▶ [Instructions to follow] Exclude the pictures and reproduce the remaining data exactly as written.
=== Data shown ===
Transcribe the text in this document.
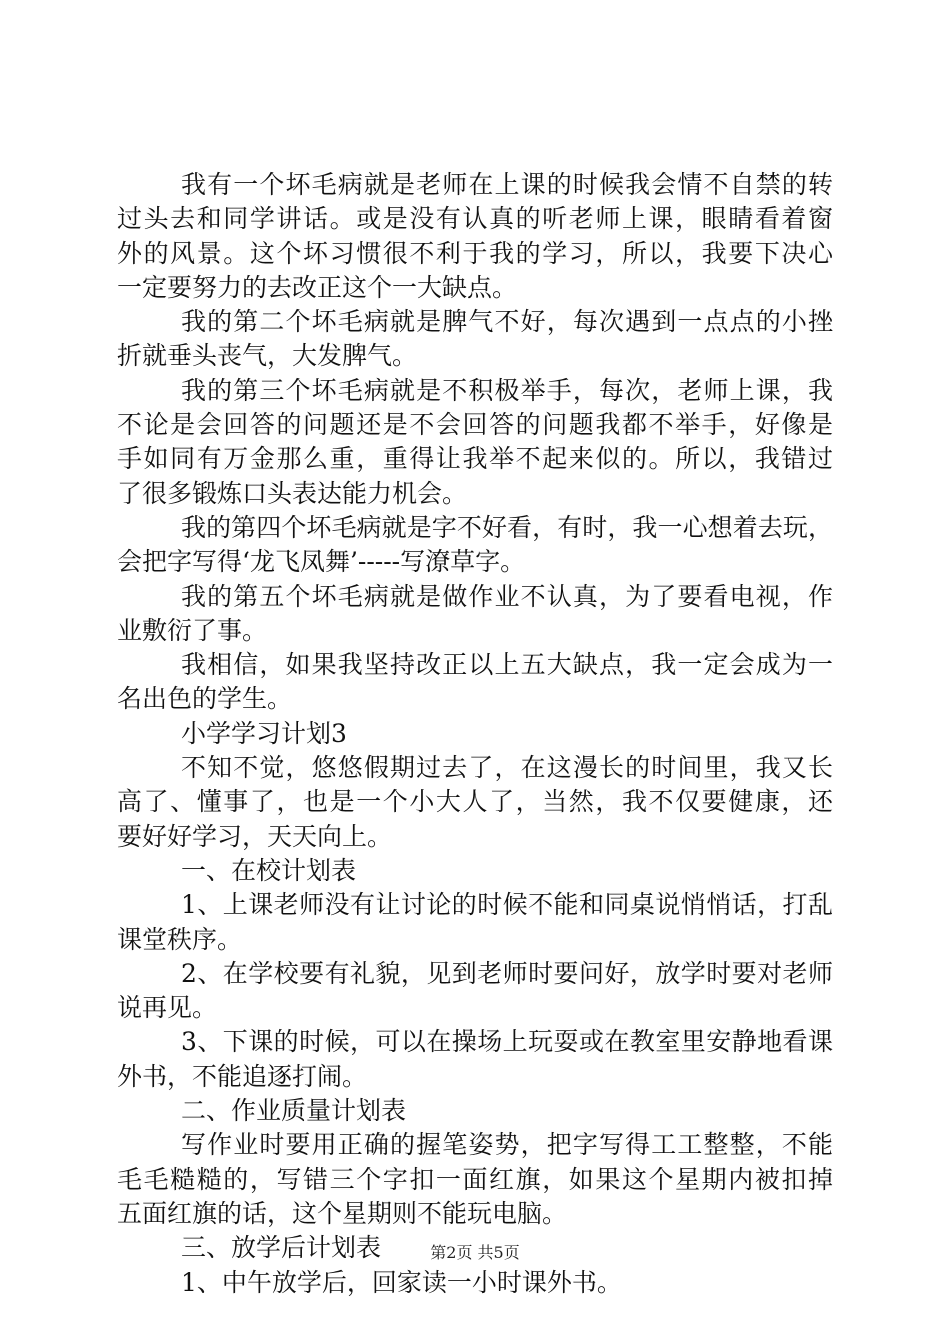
我有一个坏毛病就是老师在上课的时候我会情不自禁的转
过头去和同学讲话。或是没有认真的听老师上课，眼睛看着窗
外的风景。这个坏习惯很不利于我的学习，所以，我要下决心
一定要努力的去改正这个一大缺点。
我的第二个坏毛病就是脾气不好，每次遇到一点点的小挫
折就垂头丧气，大发脾气。
我的第三个坏毛病就是不积极举手，每次，老师上课，我
不论是会回答的问题还是不会回答的问题我都不举手，好像是
手如同有万金那么重，重得让我举不起来似的。所以，我错过
了很多锻炼口头表达能力机会。
我的第四个坏毛病就是字不好看，有时，我一心想着去玩，
会把字写得‘龙飞凤舞’-----写潦草字。
我的第五个坏毛病就是做作业不认真，为了要看电视，作
业敷衍了事。
我相信，如果我坚持改正以上五大缺点，我一定会成为一
名出色的学生。
小学学习计划3
不知不觉，悠悠假期过去了，在这漫长的时间里，我又长
高了、懂事了，也是一个小大人了，当然，我不仅要健康，还
要好好学习，天天向上。
一、在校计划表
1、上课老师没有让讨论的时候不能和同桌说悄悄话，打乱
课堂秩序。
2、在学校要有礼貌，见到老师时要问好，放学时要对老师
说再见。
3、下课的时候，可以在操场上玩耍或在教室里安静地看课
外书，不能追逐打闹。
二、作业质量计划表
写作业时要用正确的握笔姿势，把字写得工工整整，不能
毛毛糙糙的，写错三个字扣一面红旗，如果这个星期内被扣掉
五面红旗的话，这个星期则不能玩电脑。
三、放学后计划表
1、中午放学后，回家读一小时课外书。
第2页 共5页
===
▶ [Task output]
Transcribe the text in this document.
我有一个坏毛病就是老师在上课的时候我会情不自禁的转
过头去和同学讲话。或是没有认真的听老师上课，眼睛看着窗
外的风景。这个坏习惯很不利于我的学习，所以，我要下决心
一定要努力的去改正这个一大缺点。
我的第二个坏毛病就是脾气不好，每次遇到一点点的小挫
折就垂头丧气，大发脾气。
我的第三个坏毛病就是不积极举手，每次，老师上课，我
不论是会回答的问题还是不会回答的问题我都不举手，好像是
手如同有万金那么重，重得让我举不起来似的。所以，我错过
了很多锻炼口头表达能力机会。
我的第四个坏毛病就是字不好看，有时，我一心想着去玩，
会把字写得‘龙飞凤舞’-----写潦草字。
我的第五个坏毛病就是做作业不认真，为了要看电视，作
业敷衍了事。
我相信，如果我坚持改正以上五大缺点，我一定会成为一
名出色的学生。
小学学习计划3
不知不觉，悠悠假期过去了，在这漫长的时间里，我又长
高了、懂事了，也是一个小大人了，当然，我不仅要健康，还
要好好学习，天天向上。
一、在校计划表
1、上课老师没有让讨论的时候不能和同桌说悄悄话，打乱
课堂秩序。
2、在学校要有礼貌，见到老师时要问好，放学时要对老师
说再见。
3、下课的时候，可以在操场上玩耍或在教室里安静地看课
外书，不能追逐打闹。
二、作业质量计划表
写作业时要用正确的握笔姿势，把字写得工工整整，不能
毛毛糙糙的，写错三个字扣一面红旗，如果这个星期内被扣掉
五面红旗的话，这个星期则不能玩电脑。
三、放学后计划表
1、中午放学后，回家读一小时课外书。
第2页 共5页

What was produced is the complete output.